WHAT IS REQUIRED :: In the entries below, find the lines with the word "Degree" and copy them.

Stored records:
---*---

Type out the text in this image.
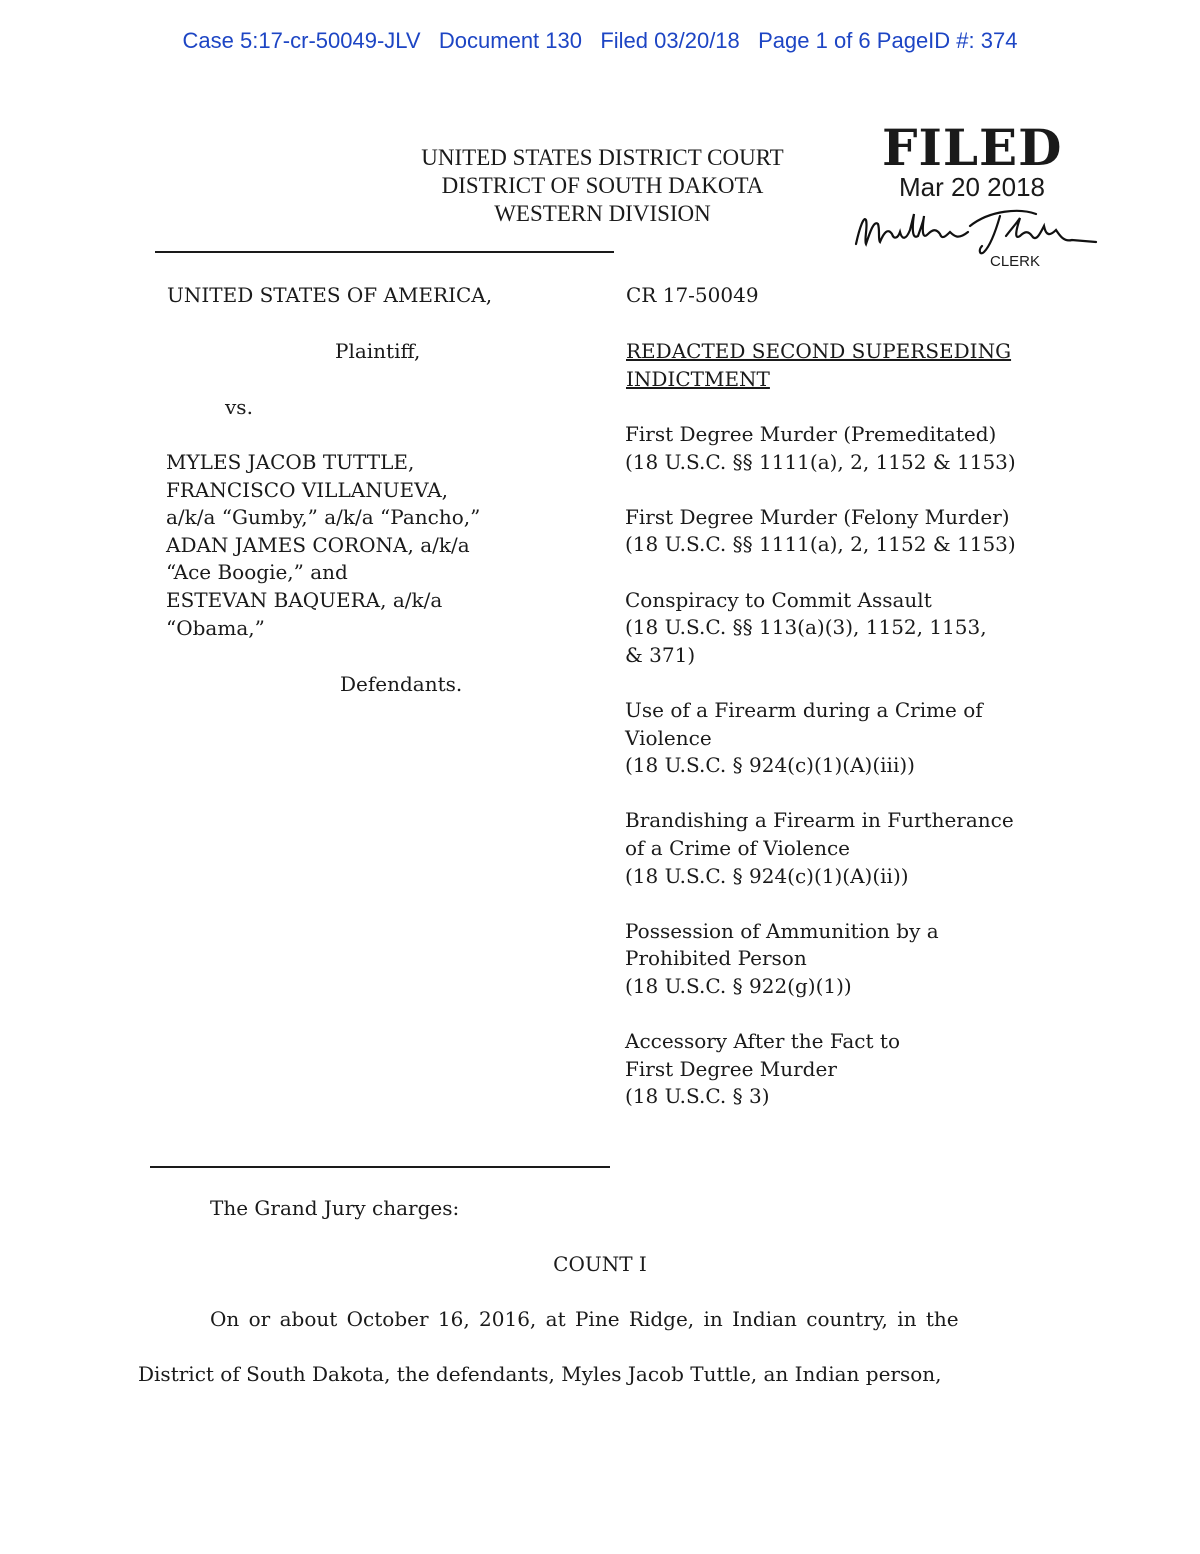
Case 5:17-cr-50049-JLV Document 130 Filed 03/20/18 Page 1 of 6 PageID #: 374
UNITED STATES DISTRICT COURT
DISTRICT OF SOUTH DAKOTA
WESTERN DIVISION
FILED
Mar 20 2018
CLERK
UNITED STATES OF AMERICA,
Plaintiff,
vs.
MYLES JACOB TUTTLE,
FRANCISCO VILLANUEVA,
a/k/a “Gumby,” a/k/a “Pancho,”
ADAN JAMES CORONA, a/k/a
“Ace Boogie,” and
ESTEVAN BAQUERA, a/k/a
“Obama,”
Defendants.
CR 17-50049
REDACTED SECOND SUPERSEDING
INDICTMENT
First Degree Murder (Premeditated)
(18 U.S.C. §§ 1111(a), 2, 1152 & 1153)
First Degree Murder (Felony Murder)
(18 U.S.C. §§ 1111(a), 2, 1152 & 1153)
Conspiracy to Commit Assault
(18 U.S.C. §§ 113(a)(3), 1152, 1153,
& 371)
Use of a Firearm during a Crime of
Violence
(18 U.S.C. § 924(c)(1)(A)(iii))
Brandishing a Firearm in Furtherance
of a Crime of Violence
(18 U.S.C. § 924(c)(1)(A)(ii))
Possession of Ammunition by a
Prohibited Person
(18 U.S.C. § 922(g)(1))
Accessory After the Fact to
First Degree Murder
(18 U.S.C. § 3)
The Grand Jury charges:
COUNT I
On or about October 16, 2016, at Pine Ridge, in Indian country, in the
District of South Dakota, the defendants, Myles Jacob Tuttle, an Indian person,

---*---

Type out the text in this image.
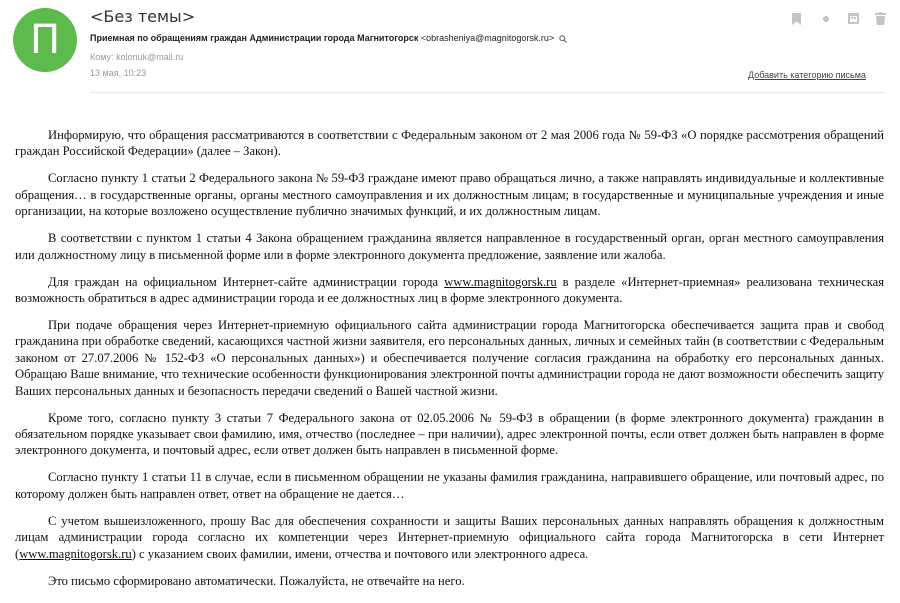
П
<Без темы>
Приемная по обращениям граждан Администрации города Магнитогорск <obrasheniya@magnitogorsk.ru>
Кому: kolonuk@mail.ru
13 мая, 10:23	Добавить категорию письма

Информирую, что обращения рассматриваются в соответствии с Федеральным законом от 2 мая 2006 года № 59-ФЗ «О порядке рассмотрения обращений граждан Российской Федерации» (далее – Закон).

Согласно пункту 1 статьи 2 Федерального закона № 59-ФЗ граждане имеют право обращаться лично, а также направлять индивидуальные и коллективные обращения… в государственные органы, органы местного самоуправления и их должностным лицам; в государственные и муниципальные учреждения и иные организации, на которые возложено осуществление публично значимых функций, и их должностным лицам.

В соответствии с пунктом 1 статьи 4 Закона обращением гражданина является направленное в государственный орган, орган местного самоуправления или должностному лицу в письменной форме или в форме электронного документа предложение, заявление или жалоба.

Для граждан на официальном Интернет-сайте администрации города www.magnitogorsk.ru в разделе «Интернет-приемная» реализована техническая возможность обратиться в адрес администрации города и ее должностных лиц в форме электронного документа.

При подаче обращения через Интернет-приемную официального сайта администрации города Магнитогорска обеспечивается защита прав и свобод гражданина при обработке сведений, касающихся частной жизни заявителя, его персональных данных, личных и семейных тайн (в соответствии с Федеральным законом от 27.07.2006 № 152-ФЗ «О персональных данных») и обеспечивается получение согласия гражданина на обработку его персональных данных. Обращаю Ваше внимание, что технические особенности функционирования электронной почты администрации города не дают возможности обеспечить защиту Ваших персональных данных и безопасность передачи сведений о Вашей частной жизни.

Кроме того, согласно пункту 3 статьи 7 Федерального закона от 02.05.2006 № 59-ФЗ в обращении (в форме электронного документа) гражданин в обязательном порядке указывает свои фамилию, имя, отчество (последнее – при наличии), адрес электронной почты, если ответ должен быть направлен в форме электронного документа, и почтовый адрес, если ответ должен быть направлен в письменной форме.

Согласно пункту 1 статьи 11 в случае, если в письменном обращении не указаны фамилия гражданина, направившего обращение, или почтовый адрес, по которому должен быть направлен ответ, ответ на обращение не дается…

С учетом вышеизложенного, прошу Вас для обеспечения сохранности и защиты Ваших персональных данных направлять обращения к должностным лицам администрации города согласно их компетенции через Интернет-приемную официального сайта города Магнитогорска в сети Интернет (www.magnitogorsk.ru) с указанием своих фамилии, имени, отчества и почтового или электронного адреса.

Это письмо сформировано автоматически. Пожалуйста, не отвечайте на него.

---*---

OUTPUT FOR THIS TASK ::
First Degree Murder (Premeditated)
First Degree Murder (Felony Murder)
First Degree Murder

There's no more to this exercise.